→ **To be done**:
Rewrite the rows from their first line through the line containing "The positive electrode layer", both included, as a numbered list that omits any blank lines.
-------- Provided data --------
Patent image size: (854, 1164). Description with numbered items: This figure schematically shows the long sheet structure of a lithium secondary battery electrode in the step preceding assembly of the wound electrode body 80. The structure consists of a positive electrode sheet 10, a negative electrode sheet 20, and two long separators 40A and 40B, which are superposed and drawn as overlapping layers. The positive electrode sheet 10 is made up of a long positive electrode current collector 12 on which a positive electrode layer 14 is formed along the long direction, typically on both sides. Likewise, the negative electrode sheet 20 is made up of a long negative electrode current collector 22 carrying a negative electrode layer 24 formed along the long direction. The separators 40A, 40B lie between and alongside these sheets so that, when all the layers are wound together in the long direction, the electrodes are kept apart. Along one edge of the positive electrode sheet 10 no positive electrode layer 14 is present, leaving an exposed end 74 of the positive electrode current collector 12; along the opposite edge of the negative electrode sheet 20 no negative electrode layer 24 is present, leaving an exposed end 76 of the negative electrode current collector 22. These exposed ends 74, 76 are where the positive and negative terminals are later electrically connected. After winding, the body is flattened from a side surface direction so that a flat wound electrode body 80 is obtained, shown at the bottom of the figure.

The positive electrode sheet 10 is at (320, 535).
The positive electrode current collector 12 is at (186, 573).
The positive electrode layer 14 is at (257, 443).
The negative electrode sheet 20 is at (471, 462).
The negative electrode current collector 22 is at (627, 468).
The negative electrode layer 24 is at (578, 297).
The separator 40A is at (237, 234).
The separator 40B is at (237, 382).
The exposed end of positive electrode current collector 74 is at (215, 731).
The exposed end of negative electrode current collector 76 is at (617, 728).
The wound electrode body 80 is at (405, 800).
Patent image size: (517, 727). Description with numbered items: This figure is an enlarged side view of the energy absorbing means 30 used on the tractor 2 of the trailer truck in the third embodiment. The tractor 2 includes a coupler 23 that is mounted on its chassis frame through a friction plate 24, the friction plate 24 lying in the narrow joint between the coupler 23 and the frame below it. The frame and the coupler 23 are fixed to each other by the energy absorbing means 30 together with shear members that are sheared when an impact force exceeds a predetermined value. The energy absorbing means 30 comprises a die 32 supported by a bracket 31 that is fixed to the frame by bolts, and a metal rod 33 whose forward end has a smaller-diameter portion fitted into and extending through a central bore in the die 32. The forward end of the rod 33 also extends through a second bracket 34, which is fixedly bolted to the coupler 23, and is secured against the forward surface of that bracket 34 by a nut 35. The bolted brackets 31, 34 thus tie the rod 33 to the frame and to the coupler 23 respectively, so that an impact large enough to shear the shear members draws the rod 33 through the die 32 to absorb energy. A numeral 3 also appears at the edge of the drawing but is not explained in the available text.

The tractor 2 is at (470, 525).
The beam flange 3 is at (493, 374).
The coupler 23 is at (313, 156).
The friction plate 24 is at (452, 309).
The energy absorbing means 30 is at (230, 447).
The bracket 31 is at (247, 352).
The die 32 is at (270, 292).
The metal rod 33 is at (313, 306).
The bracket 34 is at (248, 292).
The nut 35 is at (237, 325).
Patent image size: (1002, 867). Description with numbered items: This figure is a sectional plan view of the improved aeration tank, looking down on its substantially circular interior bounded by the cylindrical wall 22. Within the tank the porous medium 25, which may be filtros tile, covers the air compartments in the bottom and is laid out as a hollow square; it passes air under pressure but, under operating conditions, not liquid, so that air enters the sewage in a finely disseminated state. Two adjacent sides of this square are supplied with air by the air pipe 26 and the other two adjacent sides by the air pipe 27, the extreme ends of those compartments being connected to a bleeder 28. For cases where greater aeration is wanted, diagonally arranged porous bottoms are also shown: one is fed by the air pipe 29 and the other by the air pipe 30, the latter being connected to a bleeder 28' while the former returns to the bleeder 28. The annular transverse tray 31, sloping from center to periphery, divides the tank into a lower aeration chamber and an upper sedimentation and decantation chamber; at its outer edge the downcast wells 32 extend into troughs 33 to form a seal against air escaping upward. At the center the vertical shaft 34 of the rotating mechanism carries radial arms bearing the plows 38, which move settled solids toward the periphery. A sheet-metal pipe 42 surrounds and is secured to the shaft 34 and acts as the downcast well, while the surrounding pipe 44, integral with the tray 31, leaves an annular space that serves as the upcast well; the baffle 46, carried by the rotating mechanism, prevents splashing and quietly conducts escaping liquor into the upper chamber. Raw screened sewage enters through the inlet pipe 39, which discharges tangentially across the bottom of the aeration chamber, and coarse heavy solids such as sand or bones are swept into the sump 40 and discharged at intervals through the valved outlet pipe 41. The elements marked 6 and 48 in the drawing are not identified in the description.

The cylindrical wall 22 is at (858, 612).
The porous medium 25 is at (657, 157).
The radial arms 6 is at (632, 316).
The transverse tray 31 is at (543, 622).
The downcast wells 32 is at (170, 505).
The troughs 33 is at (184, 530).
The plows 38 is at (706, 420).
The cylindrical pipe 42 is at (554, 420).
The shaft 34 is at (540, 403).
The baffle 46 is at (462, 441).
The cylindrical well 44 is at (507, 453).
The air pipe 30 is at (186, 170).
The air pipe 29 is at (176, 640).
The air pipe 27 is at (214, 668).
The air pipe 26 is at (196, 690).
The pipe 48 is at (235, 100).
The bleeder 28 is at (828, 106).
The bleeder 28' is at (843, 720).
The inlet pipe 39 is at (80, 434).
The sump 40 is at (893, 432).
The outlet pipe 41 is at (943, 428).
--------
→ **Final result**:
1. Patent image size: (854, 1164). Description with numbered items: This figure schematically shows the long sheet structure of a lithium secondary battery electrode in the step preceding assembly of the wound electrode body 80. The structure consists of a positive electrode sheet 10, a negative electrode sheet 20, and two long separators 40A and 40B, which are superposed and drawn as overlapping layers. The positive electrode sheet 10 is made up of a long positive electrode current collector 12 on which a positive electrode layer 14 is formed along the long direction, typically on both sides. Likewise, the negative electrode sheet 20 is made up of a long negative electrode current collector 22 carrying a negative electrode layer 24 formed along the long direction. The separators 40A, 40B lie between and alongside these sheets so that, when all the layers are wound together in the long direction, the electrodes are kept apart. Along one edge of the positive electrode sheet 10 no positive electrode layer 14 is present, leaving an exposed end 74 of the positive electrode current collector 12; along the opposite edge of the negative electrode sheet 20 no negative electrode layer 24 is present, leaving an exposed end 76 of the negative electrode current collector 22. These exposed ends 74, 76 are where the positive and negative terminals are later electrically connected. After winding, the body is flattened from a side surface direction so that a flat wound electrode body 80 is obtained, shown at the bottom of the figure.
2. The positive electrode sheet 10 is at (320, 535).
3. The positive electrode current collector 12 is at (186, 573).
4. The positive electrode layer 14 is at (257, 443).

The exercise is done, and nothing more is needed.